--- Begin GIVEN DATA ---

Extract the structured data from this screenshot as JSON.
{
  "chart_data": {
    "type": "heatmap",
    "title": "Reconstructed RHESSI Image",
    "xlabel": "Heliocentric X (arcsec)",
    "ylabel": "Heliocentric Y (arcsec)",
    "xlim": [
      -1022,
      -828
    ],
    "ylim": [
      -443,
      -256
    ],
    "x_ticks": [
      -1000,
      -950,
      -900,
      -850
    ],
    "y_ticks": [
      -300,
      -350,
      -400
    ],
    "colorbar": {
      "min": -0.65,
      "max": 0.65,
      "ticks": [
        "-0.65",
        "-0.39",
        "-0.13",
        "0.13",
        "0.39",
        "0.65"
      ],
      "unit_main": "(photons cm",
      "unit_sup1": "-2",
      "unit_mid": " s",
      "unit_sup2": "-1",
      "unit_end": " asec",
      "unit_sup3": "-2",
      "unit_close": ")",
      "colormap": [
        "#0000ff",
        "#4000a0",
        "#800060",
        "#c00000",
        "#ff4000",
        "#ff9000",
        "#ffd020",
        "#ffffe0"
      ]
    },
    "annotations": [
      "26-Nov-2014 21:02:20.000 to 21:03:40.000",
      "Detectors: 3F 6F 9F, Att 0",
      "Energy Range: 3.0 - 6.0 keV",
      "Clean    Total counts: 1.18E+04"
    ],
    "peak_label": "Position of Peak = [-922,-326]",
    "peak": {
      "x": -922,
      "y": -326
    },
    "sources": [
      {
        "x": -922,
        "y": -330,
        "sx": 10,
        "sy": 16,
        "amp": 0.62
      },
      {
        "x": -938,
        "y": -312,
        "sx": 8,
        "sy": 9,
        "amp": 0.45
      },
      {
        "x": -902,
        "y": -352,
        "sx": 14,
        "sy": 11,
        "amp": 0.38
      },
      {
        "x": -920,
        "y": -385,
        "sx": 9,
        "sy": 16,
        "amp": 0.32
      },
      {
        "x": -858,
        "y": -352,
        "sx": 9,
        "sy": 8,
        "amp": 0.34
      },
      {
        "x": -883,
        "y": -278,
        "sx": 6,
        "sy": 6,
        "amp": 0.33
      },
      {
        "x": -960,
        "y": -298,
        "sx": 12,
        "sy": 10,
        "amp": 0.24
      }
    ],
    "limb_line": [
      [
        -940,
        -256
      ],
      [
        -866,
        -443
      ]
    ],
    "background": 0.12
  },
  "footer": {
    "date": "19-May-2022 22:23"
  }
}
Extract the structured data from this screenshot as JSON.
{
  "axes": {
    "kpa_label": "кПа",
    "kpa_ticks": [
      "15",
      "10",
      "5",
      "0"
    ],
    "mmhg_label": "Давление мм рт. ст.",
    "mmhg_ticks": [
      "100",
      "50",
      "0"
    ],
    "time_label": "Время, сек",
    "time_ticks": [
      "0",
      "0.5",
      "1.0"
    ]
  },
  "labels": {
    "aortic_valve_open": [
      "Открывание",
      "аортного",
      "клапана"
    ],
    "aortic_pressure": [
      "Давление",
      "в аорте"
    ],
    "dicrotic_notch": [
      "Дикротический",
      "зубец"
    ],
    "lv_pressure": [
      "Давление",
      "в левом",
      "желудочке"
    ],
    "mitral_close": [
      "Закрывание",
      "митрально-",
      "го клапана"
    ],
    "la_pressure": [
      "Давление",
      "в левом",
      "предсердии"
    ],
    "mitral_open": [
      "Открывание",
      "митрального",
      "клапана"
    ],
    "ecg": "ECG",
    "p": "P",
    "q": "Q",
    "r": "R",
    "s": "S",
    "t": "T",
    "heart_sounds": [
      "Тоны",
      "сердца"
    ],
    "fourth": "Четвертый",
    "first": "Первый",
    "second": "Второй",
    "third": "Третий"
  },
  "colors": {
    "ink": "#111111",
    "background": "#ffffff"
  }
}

--- End GIVEN DATA ---

WHAT IS EXPECTED:
Write the listing out again, exactly as shown above.

RIGHT ANSWER:
Extract the structured data from this screenshot as JSON.
{
  "chart_data": {
    "type": "heatmap",
    "title": "Reconstructed RHESSI Image",
    "xlabel": "Heliocentric X (arcsec)",
    "ylabel": "Heliocentric Y (arcsec)",
    "xlim": [
      -1022,
      -828
    ],
    "ylim": [
      -443,
      -256
    ],
    "x_ticks": [
      -1000,
      -950,
      -900,
      -850
    ],
    "y_ticks": [
      -300,
      -350,
      -400
    ],
    "colorbar": {
      "min": -0.65,
      "max": 0.65,
      "ticks": [
        "-0.65",
        "-0.39",
        "-0.13",
        "0.13",
        "0.39",
        "0.65"
      ],
      "unit_main": "(photons cm",
      "unit_sup1": "-2",
      "unit_mid": " s",
      "unit_sup2": "-1",
      "unit_end": " asec",
      "unit_sup3": "-2",
      "unit_close": ")",
      "colormap": [
        "#0000ff",
        "#4000a0",
        "#800060",
        "#c00000",
        "#ff4000",
        "#ff9000",
        "#ffd020",
        "#ffffe0"
      ]
    },
    "annotations": [
      "26-Nov-2014 21:02:20.000 to 21:03:40.000",
      "Detectors: 3F 6F 9F, Att 0",
      "Energy Range: 3.0 - 6.0 keV",
      "Clean    Total counts: 1.18E+04"
    ],
    "peak_label": "Position of Peak = [-922,-326]",
    "peak": {
      "x": -922,
      "y": -326
    },
    "sources": [
      {
        "x": -922,
        "y": -330,
        "sx": 10,
        "sy": 16,
        "amp": 0.62
      },
      {
        "x": -938,
        "y": -312,
        "sx": 8,
        "sy": 9,
        "amp": 0.45
      },
      {
        "x": -902,
        "y": -352,
        "sx": 14,
        "sy": 11,
        "amp": 0.38
      },
      {
        "x": -920,
        "y": -385,
        "sx": 9,
        "sy": 16,
        "amp": 0.32
      },
      {
        "x": -858,
        "y": -352,
        "sx": 9,
        "sy": 8,
        "amp": 0.34
      },
      {
        "x": -883,
        "y": -278,
        "sx": 6,
        "sy": 6,
        "amp": 0.33
      },
      {
        "x": -960,
        "y": -298,
        "sx": 12,
        "sy": 10,
        "amp": 0.24
      }
    ],
    "limb_line": [
      [
        -940,
        -256
      ],
      [
        -866,
        -443
      ]
    ],
    "background": 0.12
  },
  "footer": {
    "date": "19-May-2022 22:23"
  }
}
Extract the structured data from this screenshot as JSON.
{
  "axes": {
    "kpa_label": "кПа",
    "kpa_ticks": [
      "15",
      "10",
      "5",
      "0"
    ],
    "mmhg_label": "Давление мм рт. ст.",
    "mmhg_ticks": [
      "100",
      "50",
      "0"
    ],
    "time_label": "Время, сек",
    "time_ticks": [
      "0",
      "0.5",
      "1.0"
    ]
  },
  "labels": {
    "aortic_valve_open": [
      "Открывание",
      "аортного",
      "клапана"
    ],
    "aortic_pressure": [
      "Давление",
      "в аорте"
    ],
    "dicrotic_notch": [
      "Дикротический",
      "зубец"
    ],
    "lv_pressure": [
      "Давление",
      "в левом",
      "желудочке"
    ],
    "mitral_close": [
      "Закрывание",
      "митрально-",
      "го клапана"
    ],
    "la_pressure": [
      "Давление",
      "в левом",
      "предсердии"
    ],
    "mitral_open": [
      "Открывание",
      "митрального",
      "клапана"
    ],
    "ecg": "ECG",
    "p": "P",
    "q": "Q",
    "r": "R",
    "s": "S",
    "t": "T",
    "heart_sounds": [
      "Тоны",
      "сердца"
    ],
    "fourth": "Четвертый",
    "first": "Первый",
    "second": "Второй",
    "third": "Третий"
  },
  "colors": {
    "ink": "#111111",
    "background": "#ffffff"
  }
}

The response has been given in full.